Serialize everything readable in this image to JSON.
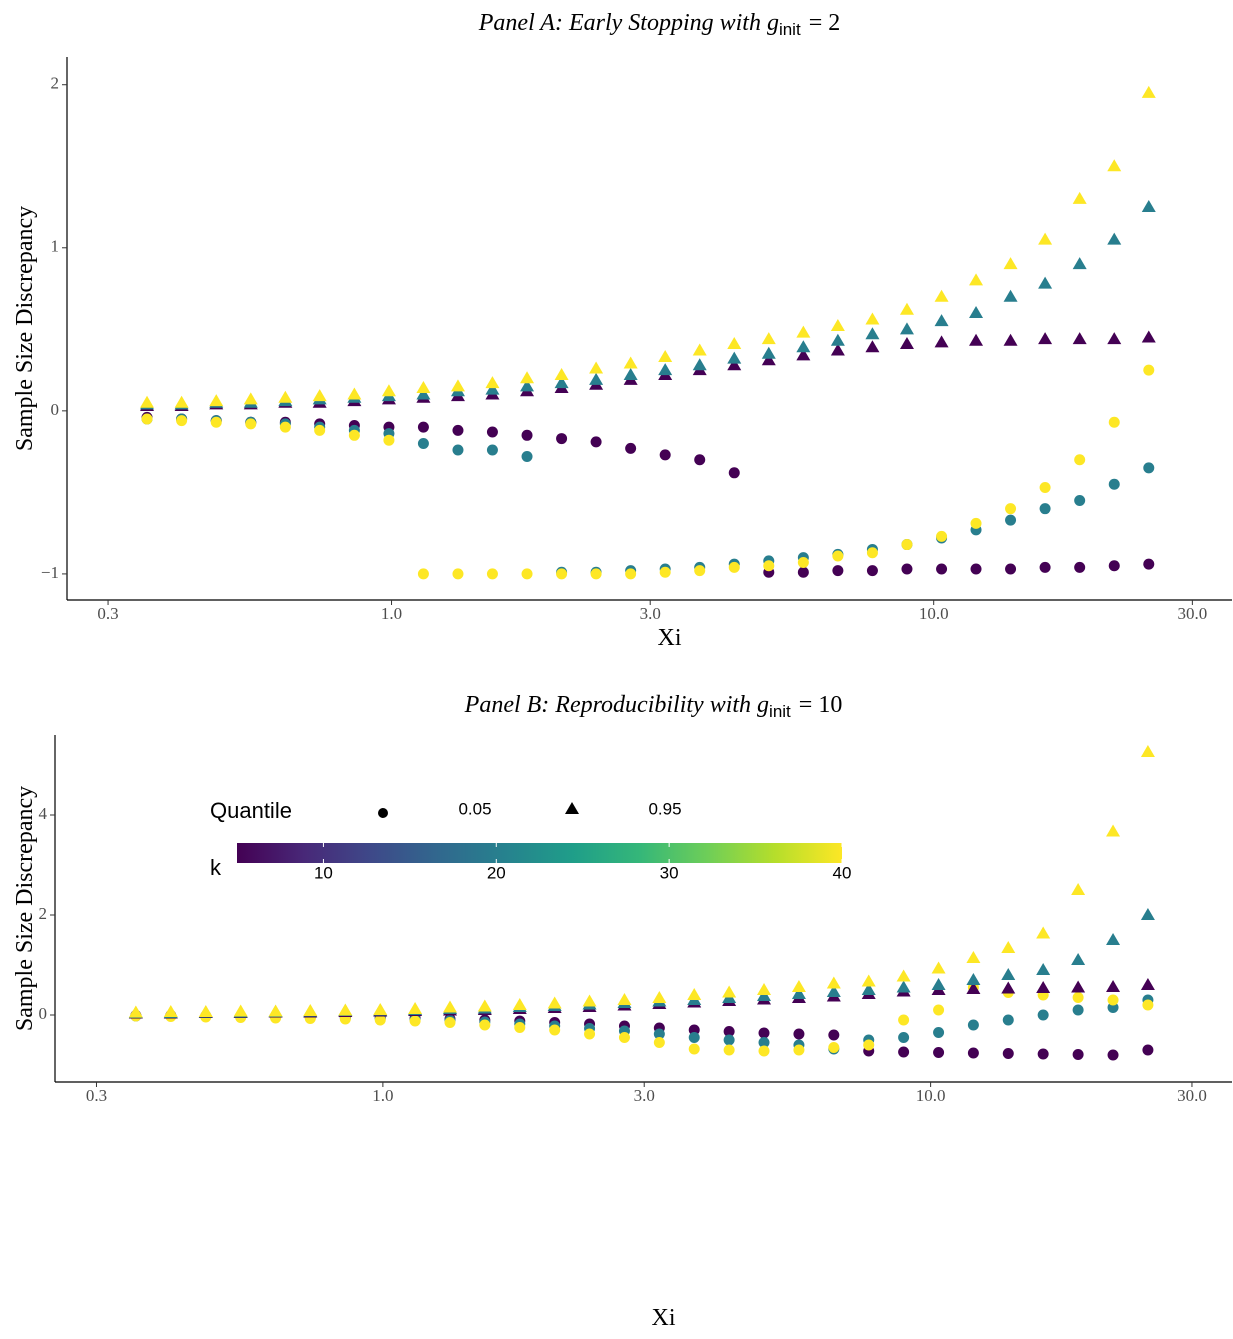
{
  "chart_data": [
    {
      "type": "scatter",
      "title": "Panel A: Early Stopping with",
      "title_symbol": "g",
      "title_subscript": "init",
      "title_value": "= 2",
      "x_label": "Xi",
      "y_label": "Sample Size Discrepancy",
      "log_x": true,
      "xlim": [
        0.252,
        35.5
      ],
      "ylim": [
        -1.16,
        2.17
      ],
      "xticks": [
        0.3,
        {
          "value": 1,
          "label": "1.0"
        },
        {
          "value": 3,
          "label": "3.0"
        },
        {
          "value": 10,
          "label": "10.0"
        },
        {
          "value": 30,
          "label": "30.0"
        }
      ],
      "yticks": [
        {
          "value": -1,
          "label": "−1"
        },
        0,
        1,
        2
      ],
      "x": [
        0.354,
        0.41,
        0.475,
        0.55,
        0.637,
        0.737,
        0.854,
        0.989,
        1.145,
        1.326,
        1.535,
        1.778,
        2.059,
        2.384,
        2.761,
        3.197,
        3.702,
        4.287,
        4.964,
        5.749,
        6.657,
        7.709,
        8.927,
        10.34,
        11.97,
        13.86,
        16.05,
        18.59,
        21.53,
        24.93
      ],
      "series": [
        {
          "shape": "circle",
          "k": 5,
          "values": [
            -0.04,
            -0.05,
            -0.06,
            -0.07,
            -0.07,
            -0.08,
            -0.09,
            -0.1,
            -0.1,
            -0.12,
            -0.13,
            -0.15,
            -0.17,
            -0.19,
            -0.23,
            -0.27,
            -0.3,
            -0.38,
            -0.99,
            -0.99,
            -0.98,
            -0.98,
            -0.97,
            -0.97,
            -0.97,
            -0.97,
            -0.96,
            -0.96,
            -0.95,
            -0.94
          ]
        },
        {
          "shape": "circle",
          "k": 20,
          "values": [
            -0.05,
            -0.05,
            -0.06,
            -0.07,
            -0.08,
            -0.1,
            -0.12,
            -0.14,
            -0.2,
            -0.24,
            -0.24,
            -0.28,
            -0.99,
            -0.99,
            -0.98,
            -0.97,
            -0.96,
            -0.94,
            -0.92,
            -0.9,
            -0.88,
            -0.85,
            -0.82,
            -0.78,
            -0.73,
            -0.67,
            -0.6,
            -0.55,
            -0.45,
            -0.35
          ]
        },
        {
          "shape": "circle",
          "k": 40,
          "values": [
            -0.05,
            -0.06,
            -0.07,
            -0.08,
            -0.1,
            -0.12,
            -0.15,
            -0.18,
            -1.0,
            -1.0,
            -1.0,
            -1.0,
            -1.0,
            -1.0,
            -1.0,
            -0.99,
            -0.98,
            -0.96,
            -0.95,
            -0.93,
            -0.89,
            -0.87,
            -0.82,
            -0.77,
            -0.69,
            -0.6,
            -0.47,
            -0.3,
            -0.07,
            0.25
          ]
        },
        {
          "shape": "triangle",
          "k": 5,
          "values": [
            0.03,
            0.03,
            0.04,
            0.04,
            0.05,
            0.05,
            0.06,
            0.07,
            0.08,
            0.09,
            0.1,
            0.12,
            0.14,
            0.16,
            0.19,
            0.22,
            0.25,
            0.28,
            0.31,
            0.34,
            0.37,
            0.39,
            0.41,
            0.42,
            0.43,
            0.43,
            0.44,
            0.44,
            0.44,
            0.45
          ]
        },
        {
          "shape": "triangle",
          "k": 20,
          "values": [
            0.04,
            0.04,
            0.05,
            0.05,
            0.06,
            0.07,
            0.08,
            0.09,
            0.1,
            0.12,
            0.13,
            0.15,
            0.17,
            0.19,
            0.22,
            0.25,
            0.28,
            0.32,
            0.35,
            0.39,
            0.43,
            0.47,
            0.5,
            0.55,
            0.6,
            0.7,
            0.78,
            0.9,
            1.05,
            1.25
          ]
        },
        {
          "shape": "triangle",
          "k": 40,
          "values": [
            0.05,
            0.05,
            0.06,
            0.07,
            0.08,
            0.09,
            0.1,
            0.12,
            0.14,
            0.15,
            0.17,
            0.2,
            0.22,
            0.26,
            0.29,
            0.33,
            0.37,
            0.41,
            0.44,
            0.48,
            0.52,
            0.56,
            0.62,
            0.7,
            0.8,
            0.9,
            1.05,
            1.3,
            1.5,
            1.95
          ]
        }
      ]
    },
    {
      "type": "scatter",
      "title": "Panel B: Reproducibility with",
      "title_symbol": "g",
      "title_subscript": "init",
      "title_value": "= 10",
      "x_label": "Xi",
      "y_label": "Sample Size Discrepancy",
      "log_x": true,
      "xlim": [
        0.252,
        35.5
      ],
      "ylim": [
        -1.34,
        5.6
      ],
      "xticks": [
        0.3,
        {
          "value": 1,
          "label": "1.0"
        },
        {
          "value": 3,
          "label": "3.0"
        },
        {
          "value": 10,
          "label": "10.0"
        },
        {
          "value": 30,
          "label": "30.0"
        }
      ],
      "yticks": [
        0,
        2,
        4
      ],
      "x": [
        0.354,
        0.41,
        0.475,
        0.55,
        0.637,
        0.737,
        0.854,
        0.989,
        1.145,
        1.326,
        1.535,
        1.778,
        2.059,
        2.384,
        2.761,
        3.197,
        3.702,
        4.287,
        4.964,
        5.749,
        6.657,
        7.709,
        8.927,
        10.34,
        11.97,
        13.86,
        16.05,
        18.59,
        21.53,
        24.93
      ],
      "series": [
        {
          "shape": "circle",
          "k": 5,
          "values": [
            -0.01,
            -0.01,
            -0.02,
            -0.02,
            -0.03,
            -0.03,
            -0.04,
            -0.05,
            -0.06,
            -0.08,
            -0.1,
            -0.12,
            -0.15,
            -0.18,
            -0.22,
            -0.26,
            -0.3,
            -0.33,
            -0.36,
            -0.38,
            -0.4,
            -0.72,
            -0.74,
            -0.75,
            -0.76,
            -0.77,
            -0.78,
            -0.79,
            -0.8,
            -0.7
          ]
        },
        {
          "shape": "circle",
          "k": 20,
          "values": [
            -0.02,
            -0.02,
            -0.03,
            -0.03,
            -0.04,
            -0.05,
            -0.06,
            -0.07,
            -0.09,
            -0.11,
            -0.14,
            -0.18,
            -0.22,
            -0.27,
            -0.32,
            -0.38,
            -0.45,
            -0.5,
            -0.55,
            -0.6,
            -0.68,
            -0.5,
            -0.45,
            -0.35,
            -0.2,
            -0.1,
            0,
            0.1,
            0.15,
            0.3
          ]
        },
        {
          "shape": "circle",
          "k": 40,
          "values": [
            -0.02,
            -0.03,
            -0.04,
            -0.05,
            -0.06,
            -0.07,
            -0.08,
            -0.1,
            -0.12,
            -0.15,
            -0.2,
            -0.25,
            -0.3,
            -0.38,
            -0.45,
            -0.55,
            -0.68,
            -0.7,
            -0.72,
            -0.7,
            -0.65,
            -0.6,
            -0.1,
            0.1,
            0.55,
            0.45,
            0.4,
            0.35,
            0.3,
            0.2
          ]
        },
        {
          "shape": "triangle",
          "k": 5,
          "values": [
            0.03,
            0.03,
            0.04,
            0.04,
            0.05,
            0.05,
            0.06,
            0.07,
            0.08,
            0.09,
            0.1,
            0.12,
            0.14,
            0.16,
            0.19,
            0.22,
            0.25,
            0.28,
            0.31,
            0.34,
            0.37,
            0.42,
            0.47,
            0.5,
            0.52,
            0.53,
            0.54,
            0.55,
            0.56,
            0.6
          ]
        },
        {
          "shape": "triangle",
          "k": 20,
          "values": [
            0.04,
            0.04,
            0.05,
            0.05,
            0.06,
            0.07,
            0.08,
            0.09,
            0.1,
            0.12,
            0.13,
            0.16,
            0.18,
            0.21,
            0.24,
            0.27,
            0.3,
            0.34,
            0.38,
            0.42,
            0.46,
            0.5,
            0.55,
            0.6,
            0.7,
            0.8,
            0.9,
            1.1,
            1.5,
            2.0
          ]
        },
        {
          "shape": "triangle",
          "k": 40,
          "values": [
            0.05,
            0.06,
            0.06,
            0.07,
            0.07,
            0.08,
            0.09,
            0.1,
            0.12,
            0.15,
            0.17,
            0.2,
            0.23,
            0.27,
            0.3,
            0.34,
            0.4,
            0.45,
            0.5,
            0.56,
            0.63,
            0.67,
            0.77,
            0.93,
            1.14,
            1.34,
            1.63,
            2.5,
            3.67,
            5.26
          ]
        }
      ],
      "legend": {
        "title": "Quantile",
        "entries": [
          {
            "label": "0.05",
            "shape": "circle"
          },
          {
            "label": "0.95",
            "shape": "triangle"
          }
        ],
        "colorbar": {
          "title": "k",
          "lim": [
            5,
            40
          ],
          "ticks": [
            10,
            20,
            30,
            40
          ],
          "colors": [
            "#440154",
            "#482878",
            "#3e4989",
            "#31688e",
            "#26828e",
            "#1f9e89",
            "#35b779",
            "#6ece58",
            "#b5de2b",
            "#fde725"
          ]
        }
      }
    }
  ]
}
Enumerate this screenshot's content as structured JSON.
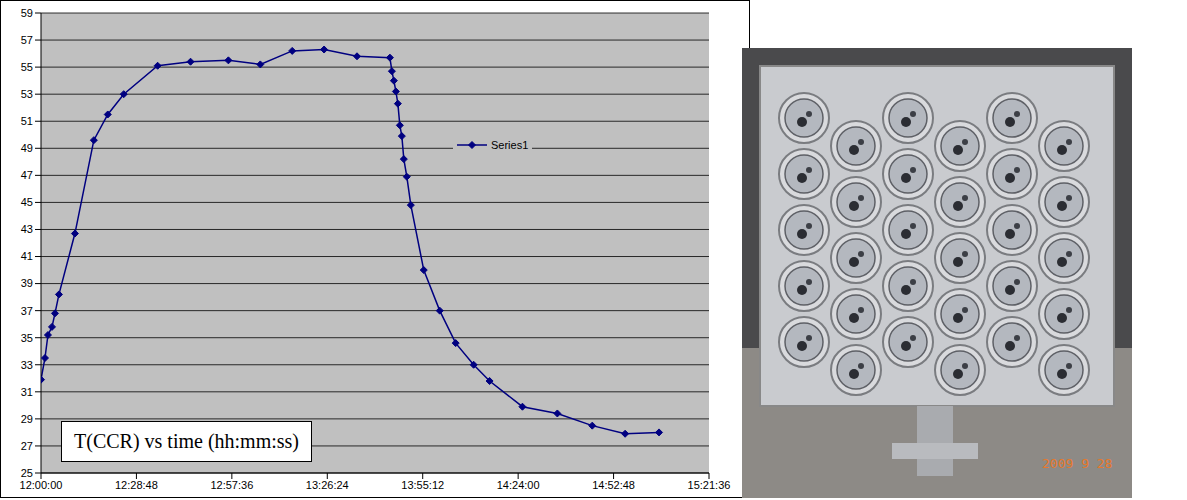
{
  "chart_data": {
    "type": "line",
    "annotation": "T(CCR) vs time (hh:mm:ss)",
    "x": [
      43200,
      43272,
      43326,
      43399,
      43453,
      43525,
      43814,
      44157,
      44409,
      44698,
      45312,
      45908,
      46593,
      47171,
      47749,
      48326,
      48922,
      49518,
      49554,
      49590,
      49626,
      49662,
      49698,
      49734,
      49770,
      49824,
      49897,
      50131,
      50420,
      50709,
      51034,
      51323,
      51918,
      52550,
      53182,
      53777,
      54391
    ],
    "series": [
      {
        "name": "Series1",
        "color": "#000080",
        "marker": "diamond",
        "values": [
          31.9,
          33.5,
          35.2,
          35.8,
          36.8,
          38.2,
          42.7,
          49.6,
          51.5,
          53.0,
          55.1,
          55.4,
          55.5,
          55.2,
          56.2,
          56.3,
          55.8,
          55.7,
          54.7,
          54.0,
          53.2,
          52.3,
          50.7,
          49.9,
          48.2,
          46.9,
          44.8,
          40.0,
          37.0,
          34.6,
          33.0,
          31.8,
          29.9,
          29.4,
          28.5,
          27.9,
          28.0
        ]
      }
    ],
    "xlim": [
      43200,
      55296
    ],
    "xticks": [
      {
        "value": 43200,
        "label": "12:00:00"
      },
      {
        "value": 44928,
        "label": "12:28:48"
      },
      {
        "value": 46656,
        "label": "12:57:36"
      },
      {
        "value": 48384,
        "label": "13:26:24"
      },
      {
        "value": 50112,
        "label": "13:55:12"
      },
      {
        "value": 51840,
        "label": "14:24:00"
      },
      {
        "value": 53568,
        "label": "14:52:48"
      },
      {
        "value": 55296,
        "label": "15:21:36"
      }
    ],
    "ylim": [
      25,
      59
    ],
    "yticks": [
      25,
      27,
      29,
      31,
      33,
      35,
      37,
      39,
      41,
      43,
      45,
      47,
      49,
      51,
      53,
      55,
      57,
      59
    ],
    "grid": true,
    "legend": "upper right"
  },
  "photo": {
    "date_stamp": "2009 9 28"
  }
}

_Given request:_ Locate each line containing the string "with" and show it.

_Final result:_
      "title": "Panel A: Early Stopping with",
      "title": "Panel B: Reproducibility with",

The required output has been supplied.